### WHAT IS REQUIRED
Output exactly the lines that run from the line with "Type out the text in this image." to the end of the material, both ends included, and no other lines.
* Begin *
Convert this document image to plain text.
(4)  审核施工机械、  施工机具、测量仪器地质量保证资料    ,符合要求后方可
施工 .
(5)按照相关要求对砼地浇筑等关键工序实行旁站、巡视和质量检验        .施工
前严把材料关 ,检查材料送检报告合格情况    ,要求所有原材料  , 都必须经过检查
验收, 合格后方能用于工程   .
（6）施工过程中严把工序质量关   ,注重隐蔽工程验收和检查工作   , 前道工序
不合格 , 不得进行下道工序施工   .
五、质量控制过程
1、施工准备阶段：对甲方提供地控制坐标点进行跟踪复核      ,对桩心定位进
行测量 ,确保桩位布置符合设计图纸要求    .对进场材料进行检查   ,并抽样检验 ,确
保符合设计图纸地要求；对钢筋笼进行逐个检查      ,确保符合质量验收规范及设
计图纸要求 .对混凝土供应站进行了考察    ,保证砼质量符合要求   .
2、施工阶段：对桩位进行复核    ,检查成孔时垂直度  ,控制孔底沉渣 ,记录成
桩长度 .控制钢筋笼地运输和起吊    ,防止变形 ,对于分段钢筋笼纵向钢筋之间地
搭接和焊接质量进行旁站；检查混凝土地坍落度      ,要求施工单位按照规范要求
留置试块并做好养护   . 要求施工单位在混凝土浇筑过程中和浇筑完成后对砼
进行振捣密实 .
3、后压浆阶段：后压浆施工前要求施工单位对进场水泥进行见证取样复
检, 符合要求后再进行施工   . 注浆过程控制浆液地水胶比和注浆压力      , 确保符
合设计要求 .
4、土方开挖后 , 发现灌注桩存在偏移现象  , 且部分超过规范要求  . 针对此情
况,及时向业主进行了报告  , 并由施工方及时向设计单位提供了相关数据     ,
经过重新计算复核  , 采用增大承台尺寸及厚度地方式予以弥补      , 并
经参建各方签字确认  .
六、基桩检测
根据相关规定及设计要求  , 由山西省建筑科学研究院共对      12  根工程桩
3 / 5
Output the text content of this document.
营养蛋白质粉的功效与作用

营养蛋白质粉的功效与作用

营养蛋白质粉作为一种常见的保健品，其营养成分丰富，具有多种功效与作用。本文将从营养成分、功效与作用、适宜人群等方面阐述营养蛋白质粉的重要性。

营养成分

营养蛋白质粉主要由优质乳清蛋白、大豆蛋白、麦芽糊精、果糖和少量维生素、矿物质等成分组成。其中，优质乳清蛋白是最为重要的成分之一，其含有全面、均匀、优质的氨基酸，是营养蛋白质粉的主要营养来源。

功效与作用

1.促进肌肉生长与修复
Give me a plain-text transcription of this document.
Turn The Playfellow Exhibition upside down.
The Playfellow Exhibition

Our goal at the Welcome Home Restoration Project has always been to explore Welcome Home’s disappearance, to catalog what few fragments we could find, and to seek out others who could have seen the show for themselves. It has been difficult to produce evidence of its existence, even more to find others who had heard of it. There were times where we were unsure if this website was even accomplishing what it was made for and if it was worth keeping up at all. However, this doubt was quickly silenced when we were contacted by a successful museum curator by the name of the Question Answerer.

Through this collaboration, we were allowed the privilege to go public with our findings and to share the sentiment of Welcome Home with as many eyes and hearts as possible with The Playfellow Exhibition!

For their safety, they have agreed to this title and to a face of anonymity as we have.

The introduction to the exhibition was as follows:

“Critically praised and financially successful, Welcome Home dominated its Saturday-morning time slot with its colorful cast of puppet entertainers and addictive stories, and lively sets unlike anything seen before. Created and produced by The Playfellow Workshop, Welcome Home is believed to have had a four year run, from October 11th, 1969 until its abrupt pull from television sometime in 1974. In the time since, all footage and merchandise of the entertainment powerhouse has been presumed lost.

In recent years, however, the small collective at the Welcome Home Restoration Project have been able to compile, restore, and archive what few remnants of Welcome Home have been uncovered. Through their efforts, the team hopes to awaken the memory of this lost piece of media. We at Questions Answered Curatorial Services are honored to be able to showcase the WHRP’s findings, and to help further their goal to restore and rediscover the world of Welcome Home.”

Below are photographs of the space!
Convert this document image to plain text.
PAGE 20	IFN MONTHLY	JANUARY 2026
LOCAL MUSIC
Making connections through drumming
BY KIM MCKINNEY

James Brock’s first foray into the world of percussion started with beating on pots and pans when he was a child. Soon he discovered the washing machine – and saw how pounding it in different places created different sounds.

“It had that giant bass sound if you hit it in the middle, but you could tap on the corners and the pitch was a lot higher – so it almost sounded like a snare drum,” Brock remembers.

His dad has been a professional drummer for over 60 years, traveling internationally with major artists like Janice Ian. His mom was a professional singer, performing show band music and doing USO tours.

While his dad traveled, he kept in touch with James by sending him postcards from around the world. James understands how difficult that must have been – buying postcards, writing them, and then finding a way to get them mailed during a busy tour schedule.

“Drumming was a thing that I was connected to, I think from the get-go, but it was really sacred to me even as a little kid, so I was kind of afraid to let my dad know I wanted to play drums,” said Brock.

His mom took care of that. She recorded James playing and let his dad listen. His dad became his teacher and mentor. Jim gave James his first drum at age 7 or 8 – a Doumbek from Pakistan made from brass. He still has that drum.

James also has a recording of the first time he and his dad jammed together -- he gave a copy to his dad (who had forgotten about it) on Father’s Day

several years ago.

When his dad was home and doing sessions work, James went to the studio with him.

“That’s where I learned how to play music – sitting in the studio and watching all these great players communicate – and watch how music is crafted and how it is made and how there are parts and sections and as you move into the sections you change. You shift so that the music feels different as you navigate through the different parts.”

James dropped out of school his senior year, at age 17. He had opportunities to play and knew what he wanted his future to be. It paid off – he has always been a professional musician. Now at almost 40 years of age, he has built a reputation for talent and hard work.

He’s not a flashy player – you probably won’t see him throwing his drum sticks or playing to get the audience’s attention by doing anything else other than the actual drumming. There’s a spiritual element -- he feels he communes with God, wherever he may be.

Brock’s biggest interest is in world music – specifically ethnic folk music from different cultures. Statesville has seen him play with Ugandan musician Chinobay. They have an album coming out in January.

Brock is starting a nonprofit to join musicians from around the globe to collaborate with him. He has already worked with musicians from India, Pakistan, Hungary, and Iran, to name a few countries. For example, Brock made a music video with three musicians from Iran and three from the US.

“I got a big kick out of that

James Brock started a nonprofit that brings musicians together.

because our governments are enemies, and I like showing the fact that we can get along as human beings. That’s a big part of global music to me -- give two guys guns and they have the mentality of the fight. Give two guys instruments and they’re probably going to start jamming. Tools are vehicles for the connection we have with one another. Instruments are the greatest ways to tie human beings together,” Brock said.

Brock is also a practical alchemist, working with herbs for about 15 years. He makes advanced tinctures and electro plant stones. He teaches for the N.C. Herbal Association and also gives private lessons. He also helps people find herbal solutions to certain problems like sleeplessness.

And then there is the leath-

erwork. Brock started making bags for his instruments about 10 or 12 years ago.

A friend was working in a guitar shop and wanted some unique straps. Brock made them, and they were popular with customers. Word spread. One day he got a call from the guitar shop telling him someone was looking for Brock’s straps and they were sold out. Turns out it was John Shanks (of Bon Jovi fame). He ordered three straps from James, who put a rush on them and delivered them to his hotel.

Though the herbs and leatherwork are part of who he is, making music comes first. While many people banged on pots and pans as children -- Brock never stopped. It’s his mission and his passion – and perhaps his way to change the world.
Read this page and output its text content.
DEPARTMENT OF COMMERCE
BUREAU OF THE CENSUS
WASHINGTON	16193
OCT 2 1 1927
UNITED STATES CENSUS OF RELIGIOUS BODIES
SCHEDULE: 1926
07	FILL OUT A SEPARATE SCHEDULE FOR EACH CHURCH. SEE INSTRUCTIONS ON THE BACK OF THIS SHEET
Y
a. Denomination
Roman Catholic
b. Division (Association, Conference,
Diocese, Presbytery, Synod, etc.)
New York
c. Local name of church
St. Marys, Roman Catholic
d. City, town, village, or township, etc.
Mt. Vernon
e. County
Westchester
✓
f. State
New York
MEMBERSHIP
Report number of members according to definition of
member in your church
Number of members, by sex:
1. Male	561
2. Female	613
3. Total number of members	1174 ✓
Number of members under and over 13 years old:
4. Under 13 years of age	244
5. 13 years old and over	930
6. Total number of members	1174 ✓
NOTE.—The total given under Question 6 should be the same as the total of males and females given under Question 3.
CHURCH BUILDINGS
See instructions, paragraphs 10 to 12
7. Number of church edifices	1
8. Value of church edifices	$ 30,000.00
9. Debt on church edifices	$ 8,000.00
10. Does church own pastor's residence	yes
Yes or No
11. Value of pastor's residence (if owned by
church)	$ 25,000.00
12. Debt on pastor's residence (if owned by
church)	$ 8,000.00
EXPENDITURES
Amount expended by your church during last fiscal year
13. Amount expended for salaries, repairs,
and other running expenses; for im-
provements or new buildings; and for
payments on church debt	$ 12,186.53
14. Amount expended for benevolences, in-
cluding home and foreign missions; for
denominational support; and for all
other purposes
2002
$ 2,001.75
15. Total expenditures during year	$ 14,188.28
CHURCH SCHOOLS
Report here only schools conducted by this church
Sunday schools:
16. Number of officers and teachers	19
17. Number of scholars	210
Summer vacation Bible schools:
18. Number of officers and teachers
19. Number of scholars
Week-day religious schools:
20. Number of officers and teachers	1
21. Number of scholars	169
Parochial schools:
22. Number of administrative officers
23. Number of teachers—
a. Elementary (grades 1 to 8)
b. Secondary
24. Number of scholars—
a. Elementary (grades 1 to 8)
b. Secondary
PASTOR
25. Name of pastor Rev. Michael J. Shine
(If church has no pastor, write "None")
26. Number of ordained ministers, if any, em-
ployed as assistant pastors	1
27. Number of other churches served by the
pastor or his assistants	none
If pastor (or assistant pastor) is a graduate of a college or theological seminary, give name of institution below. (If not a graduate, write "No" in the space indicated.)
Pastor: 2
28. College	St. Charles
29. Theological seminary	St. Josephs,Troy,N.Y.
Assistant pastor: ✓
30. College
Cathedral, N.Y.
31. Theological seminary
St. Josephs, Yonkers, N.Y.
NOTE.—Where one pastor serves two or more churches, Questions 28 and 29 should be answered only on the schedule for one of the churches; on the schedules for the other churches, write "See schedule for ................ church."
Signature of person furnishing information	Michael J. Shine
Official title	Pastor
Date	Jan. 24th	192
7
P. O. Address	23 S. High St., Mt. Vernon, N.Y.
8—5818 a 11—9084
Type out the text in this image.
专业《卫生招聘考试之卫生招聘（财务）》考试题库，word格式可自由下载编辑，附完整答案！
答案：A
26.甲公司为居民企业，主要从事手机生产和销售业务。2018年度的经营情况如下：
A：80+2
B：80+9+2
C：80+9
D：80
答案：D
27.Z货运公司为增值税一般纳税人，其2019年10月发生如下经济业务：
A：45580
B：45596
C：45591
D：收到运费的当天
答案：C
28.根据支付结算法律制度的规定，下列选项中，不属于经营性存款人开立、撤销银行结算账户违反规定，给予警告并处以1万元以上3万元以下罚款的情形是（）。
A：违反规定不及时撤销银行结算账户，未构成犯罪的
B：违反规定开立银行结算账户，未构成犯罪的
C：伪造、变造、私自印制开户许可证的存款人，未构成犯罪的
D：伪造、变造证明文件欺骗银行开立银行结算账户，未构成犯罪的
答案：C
* End *
### TASK RESPONSE
Type out the text in this image.
专业《卫生招聘考试之卫生招聘（财务）》考试题库，word格式可自由下载编辑，附完整答案！
答案：A
26.甲公司为居民企业，主要从事手机生产和销售业务。2018年度的经营情况如下：
A：80+2
B：80+9+2
C：80+9
D：80
答案：D
27.Z货运公司为增值税一般纳税人，其2019年10月发生如下经济业务：
A：45580
B：45596
C：45591
D：收到运费的当天
答案：C
28.根据支付结算法律制度的规定，下列选项中，不属于经营性存款人开立、撤销银行结算账户违反规定，给予警告并处以1万元以上3万元以下罚款的情形是（）。
A：违反规定不及时撤销银行结算账户，未构成犯罪的
B：违反规定开立银行结算账户，未构成犯罪的
C：伪造、变造、私自印制开户许可证的存款人，未构成犯罪的
D：伪造、变造证明文件欺骗银行开立银行结算账户，未构成犯罪的
答案：C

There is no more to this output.